## Begin Supplied material
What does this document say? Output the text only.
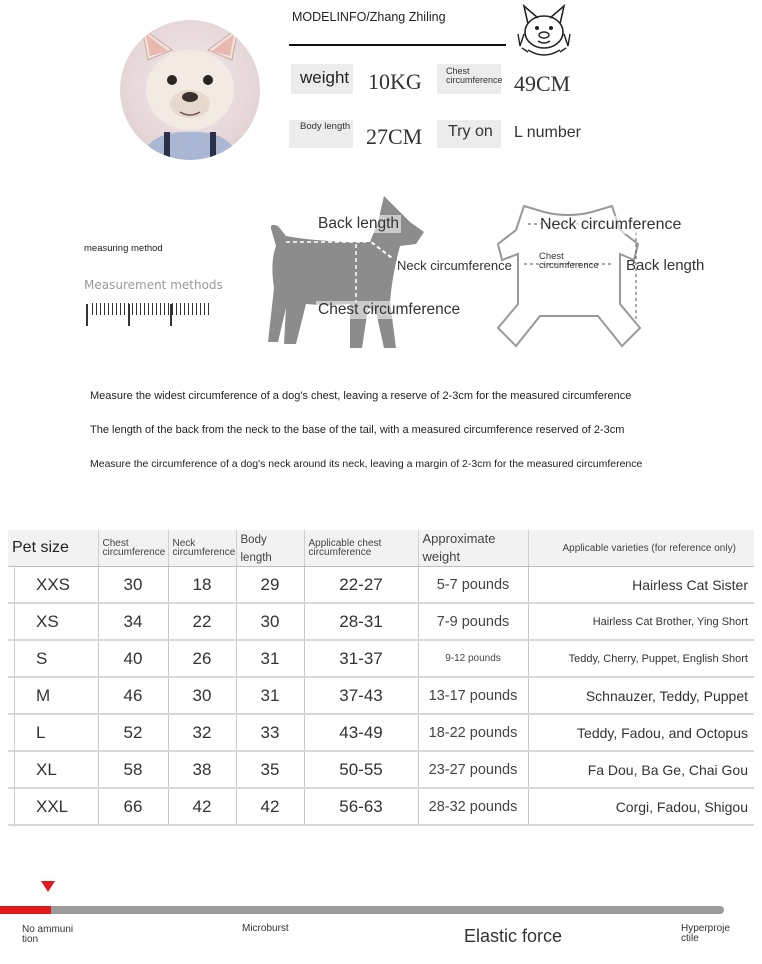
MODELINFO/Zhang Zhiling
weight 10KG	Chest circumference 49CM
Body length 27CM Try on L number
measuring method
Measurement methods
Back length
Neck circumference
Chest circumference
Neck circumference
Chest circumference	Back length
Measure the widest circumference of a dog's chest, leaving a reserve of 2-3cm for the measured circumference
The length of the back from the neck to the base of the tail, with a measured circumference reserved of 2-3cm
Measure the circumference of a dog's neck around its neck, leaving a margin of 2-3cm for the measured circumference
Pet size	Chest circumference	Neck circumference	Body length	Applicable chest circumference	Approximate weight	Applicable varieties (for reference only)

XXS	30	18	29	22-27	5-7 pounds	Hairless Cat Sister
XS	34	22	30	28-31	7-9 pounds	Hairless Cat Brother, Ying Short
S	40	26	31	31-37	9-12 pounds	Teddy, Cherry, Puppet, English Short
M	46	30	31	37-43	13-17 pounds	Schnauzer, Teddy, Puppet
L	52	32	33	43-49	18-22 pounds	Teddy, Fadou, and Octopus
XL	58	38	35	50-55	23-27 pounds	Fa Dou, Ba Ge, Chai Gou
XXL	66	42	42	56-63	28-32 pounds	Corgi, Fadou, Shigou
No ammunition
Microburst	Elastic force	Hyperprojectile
## End Supplied material
## Begin Supplied material
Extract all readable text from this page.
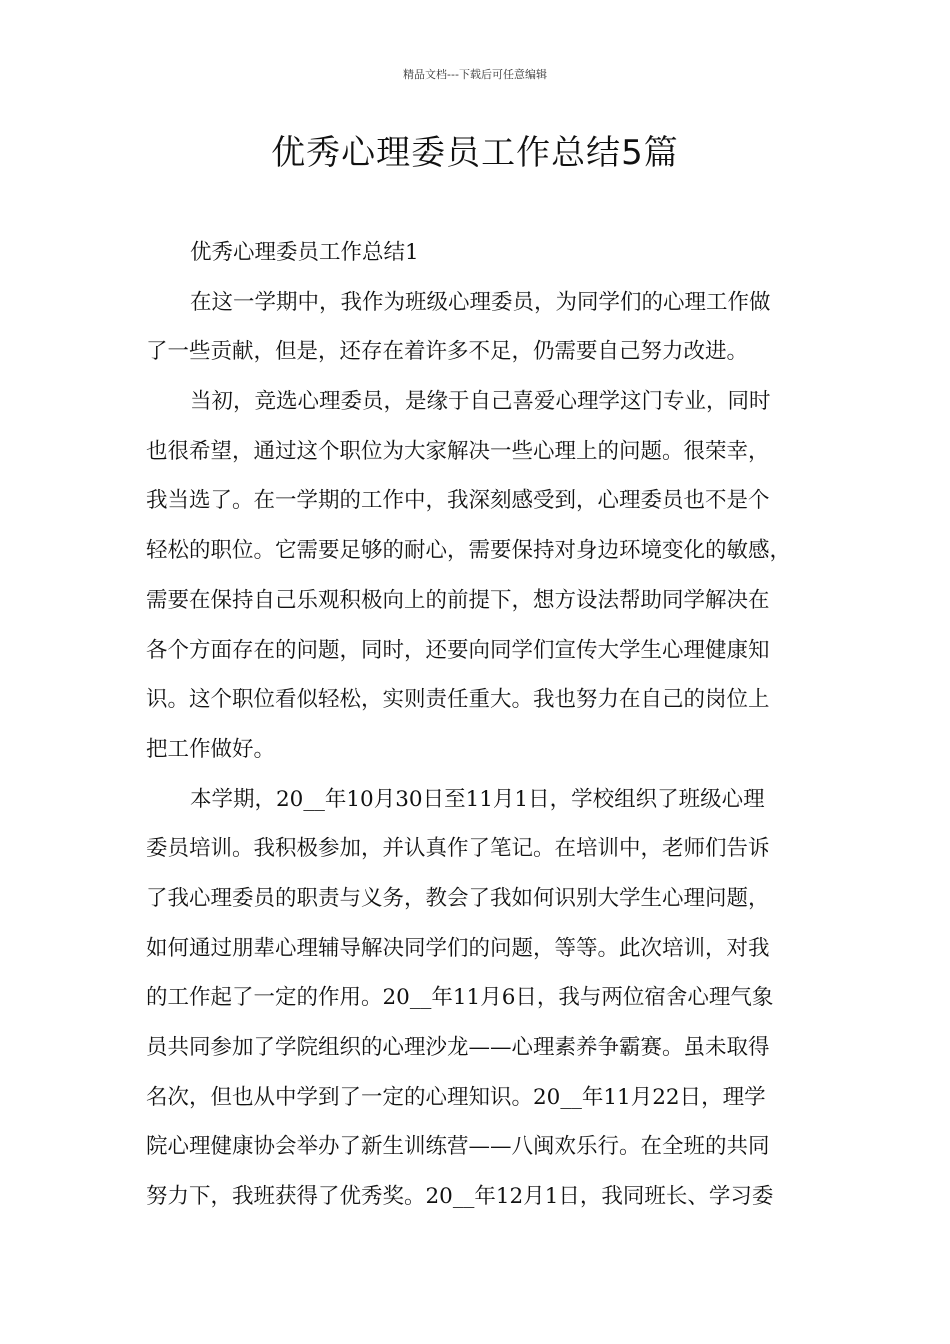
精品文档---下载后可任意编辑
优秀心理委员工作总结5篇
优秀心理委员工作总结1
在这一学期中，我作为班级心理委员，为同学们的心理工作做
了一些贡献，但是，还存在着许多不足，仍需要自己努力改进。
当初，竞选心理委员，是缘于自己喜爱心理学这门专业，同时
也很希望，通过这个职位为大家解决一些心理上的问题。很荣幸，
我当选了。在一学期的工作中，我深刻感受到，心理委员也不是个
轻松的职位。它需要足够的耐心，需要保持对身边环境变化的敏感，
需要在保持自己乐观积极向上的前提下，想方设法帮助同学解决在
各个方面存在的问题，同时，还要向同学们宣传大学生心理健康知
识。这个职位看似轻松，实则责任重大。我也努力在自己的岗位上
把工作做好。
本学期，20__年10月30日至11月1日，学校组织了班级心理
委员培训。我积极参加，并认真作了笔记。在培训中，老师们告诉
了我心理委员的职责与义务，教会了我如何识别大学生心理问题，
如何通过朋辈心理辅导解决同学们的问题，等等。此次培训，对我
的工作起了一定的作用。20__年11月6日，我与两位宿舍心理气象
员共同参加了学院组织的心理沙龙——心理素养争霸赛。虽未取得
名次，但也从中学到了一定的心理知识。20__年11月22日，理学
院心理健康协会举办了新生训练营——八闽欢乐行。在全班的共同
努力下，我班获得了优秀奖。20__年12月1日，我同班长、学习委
## End Supplied material
Direction: Copy out every line where the word "circumference" occurs.

Written answer:
weight 10KG	Chest circumference 49CM
Neck circumference
Chest circumference
Neck circumference
Chest circumference	Back length
Measure the widest circumference of a dog's chest, leaving a reserve of 2-3cm for the measured circumference
The length of the back from the neck to the base of the tail, with a measured circumference reserved of 2-3cm
Measure the circumference of a dog's neck around its neck, leaving a margin of 2-3cm for the measured circumference
Pet size	Chest circumference	Neck circumference	Body length	Applicable chest circumference	Approximate weight	Applicable varieties (for reference only)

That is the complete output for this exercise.